'''

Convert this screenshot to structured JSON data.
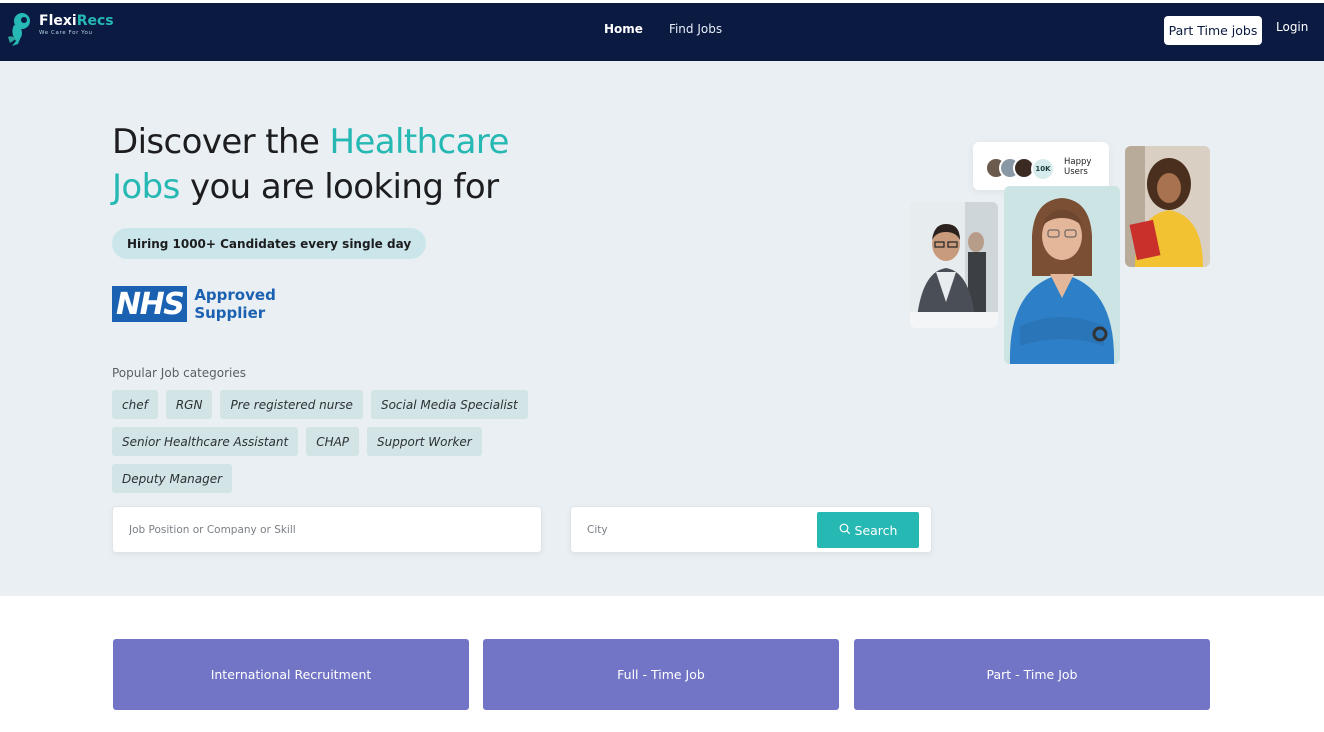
{
  "brand": {
    "name_part1": "Flexi",
    "name_part2": "Recs",
    "tagline": "We Care For You",
    "accent": "#26b8b3",
    "navy": "#0a1a40"
  },
  "nav": {
    "links": [
      "Home",
      "Find Jobs"
    ],
    "part_time_btn": "Part Time jobs",
    "login": "Login"
  },
  "hero": {
    "title_part1": "Discover the ",
    "title_accent1": "Healthcare",
    "title_accent2": "Jobs",
    "title_part2": " you are looking for",
    "pill": "Hiring 1000+ Candidates every single day",
    "nhs_logo": "NHS",
    "nhs_line1": "Approved",
    "nhs_line2": "Supplier",
    "categories_heading": "Popular Job categories",
    "categories": [
      "chef",
      "RGN",
      "Pre registered nurse",
      "Social Media Specialist",
      "Senior Healthcare Assistant",
      "CHAP",
      "Support Worker",
      "Deputy Manager"
    ],
    "happy_count": "10K",
    "happy_line1": "Happy",
    "happy_line2": "Users"
  },
  "search": {
    "position_placeholder": "Job Position or Company or Skill",
    "city_placeholder": "City",
    "button": "Search",
    "icon": "search-icon"
  },
  "cards": [
    "International Recruitment",
    "Full - Time Job",
    "Part - Time Job"
  ],
  "colors": {
    "hero_bg": "#e9eff3",
    "chip_bg": "#d2e4e6",
    "card_bg": "#7274c6",
    "nhs_blue": "#1b61b2"
  }
}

'''

What is expected
Every line of text is to be repeated exactly; pictures are left out.

Answer to this problem
Convert this screenshot to structured JSON data.
{
  "brand": {
    "name_part1": "Flexi",
    "name_part2": "Recs",
    "tagline": "We Care For You",
    "accent": "#26b8b3",
    "navy": "#0a1a40"
  },
  "nav": {
    "links": [
      "Home",
      "Find Jobs"
    ],
    "part_time_btn": "Part Time jobs",
    "login": "Login"
  },
  "hero": {
    "title_part1": "Discover the ",
    "title_accent1": "Healthcare",
    "title_accent2": "Jobs",
    "title_part2": " you are looking for",
    "pill": "Hiring 1000+ Candidates every single day",
    "nhs_logo": "NHS",
    "nhs_line1": "Approved",
    "nhs_line2": "Supplier",
    "categories_heading": "Popular Job categories",
    "categories": [
      "chef",
      "RGN",
      "Pre registered nurse",
      "Social Media Specialist",
      "Senior Healthcare Assistant",
      "CHAP",
      "Support Worker",
      "Deputy Manager"
    ],
    "happy_count": "10K",
    "happy_line1": "Happy",
    "happy_line2": "Users"
  },
  "search": {
    "position_placeholder": "Job Position or Company or Skill",
    "city_placeholder": "City",
    "button": "Search",
    "icon": "search-icon"
  },
  "cards": [
    "International Recruitment",
    "Full - Time Job",
    "Part - Time Job"
  ],
  "colors": {
    "hero_bg": "#e9eff3",
    "chip_bg": "#d2e4e6",
    "card_bg": "#7274c6",
    "nhs_blue": "#1b61b2"
  }
}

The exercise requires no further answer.